▶ [Instruction]:
Write the material out again, line by line, exactly as it is.

--- Start Raw records ---

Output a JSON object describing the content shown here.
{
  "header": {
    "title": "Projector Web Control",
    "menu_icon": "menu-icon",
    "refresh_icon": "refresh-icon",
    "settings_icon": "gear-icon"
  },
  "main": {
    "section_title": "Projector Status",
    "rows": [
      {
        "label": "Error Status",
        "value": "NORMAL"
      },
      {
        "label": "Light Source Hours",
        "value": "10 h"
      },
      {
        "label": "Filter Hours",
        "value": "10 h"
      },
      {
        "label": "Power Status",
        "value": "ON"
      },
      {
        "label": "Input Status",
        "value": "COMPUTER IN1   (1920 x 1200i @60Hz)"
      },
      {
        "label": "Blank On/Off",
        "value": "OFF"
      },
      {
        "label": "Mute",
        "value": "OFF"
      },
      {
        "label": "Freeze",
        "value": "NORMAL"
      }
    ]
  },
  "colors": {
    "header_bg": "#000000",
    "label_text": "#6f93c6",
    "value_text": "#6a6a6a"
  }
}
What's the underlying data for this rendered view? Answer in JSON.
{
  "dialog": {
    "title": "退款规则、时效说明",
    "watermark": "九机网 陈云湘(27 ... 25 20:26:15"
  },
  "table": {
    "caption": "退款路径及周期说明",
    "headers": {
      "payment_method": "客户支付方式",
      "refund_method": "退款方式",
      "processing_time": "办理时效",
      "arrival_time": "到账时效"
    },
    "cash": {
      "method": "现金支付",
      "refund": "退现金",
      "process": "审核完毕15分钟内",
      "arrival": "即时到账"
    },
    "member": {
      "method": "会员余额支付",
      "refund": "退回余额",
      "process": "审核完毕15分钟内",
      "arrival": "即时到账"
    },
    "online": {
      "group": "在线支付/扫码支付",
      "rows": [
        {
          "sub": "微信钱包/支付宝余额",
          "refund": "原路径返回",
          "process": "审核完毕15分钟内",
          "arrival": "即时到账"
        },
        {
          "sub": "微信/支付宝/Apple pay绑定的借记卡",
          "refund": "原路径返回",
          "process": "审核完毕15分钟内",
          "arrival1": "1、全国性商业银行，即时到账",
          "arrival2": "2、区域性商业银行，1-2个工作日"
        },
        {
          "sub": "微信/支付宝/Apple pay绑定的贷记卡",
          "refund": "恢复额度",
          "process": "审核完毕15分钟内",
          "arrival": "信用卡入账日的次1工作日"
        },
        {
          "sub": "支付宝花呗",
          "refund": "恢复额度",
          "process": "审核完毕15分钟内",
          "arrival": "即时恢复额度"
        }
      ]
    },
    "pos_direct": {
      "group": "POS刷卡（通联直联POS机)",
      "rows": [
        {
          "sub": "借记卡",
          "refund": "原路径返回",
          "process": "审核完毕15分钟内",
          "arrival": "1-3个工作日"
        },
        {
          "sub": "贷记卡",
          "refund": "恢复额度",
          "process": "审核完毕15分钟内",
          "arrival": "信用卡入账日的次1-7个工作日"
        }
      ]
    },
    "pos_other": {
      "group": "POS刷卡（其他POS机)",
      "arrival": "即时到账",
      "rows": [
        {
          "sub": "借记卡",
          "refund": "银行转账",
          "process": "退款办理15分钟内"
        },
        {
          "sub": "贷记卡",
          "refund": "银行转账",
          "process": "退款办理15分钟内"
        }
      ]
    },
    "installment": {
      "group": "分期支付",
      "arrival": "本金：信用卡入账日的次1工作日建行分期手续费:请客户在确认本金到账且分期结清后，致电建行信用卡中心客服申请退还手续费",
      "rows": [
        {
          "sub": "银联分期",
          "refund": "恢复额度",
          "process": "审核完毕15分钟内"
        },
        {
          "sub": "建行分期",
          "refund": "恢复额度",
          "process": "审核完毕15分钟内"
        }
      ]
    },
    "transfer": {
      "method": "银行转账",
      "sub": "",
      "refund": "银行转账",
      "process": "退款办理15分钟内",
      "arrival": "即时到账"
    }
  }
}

--- End Raw records ---

▶ [Solution for this problem]:
Output a JSON object describing the content shown here.
{
  "header": {
    "title": "Projector Web Control",
    "menu_icon": "menu-icon",
    "refresh_icon": "refresh-icon",
    "settings_icon": "gear-icon"
  },
  "main": {
    "section_title": "Projector Status",
    "rows": [
      {
        "label": "Error Status",
        "value": "NORMAL"
      },
      {
        "label": "Light Source Hours",
        "value": "10 h"
      },
      {
        "label": "Filter Hours",
        "value": "10 h"
      },
      {
        "label": "Power Status",
        "value": "ON"
      },
      {
        "label": "Input Status",
        "value": "COMPUTER IN1   (1920 x 1200i @60Hz)"
      },
      {
        "label": "Blank On/Off",
        "value": "OFF"
      },
      {
        "label": "Mute",
        "value": "OFF"
      },
      {
        "label": "Freeze",
        "value": "NORMAL"
      }
    ]
  },
  "colors": {
    "header_bg": "#000000",
    "label_text": "#6f93c6",
    "value_text": "#6a6a6a"
  }
}
What's the underlying data for this rendered view? Answer in JSON.
{
  "dialog": {
    "title": "退款规则、时效说明",
    "watermark": "九机网 陈云湘(27 ... 25 20:26:15"
  },
  "table": {
    "caption": "退款路径及周期说明",
    "headers": {
      "payment_method": "客户支付方式",
      "refund_method": "退款方式",
      "processing_time": "办理时效",
      "arrival_time": "到账时效"
    },
    "cash": {
      "method": "现金支付",
      "refund": "退现金",
      "process": "审核完毕15分钟内",
      "arrival": "即时到账"
    },
    "member": {
      "method": "会员余额支付",
      "refund": "退回余额",
      "process": "审核完毕15分钟内",
      "arrival": "即时到账"
    },
    "online": {
      "group": "在线支付/扫码支付",
      "rows": [
        {
          "sub": "微信钱包/支付宝余额",
          "refund": "原路径返回",
          "process": "审核完毕15分钟内",
          "arrival": "即时到账"
        },
        {
          "sub": "微信/支付宝/Apple pay绑定的借记卡",
          "refund": "原路径返回",
          "process": "审核完毕15分钟内",
          "arrival1": "1、全国性商业银行，即时到账",
          "arrival2": "2、区域性商业银行，1-2个工作日"
        },
        {
          "sub": "微信/支付宝/Apple pay绑定的贷记卡",
          "refund": "恢复额度",
          "process": "审核完毕15分钟内",
          "arrival": "信用卡入账日的次1工作日"
        },
        {
          "sub": "支付宝花呗",
          "refund": "恢复额度",
          "process": "审核完毕15分钟内",
          "arrival": "即时恢复额度"
        }
      ]
    },
    "pos_direct": {
      "group": "POS刷卡（通联直联POS机)",
      "rows": [
        {
          "sub": "借记卡",
          "refund": "原路径返回",
          "process": "审核完毕15分钟内",
          "arrival": "1-3个工作日"
        },
        {
          "sub": "贷记卡",
          "refund": "恢复额度",
          "process": "审核完毕15分钟内",
          "arrival": "信用卡入账日的次1-7个工作日"
        }
      ]
    },
    "pos_other": {
      "group": "POS刷卡（其他POS机)",
      "arrival": "即时到账",
      "rows": [
        {
          "sub": "借记卡",
          "refund": "银行转账",
          "process": "退款办理15分钟内"
        },
        {
          "sub": "贷记卡",
          "refund": "银行转账",
          "process": "退款办理15分钟内"
        }
      ]
    },
    "installment": {
      "group": "分期支付",
      "arrival": "本金：信用卡入账日的次1工作日建行分期手续费:请客户在确认本金到账且分期结清后，致电建行信用卡中心客服申请退还手续费",
      "rows": [
        {
          "sub": "银联分期",
          "refund": "恢复额度",
          "process": "审核完毕15分钟内"
        },
        {
          "sub": "建行分期",
          "refund": "恢复额度",
          "process": "审核完毕15分钟内"
        }
      ]
    },
    "transfer": {
      "method": "银行转账",
      "sub": "",
      "refund": "银行转账",
      "process": "退款办理15分钟内",
      "arrival": "即时到账"
    }
  }
}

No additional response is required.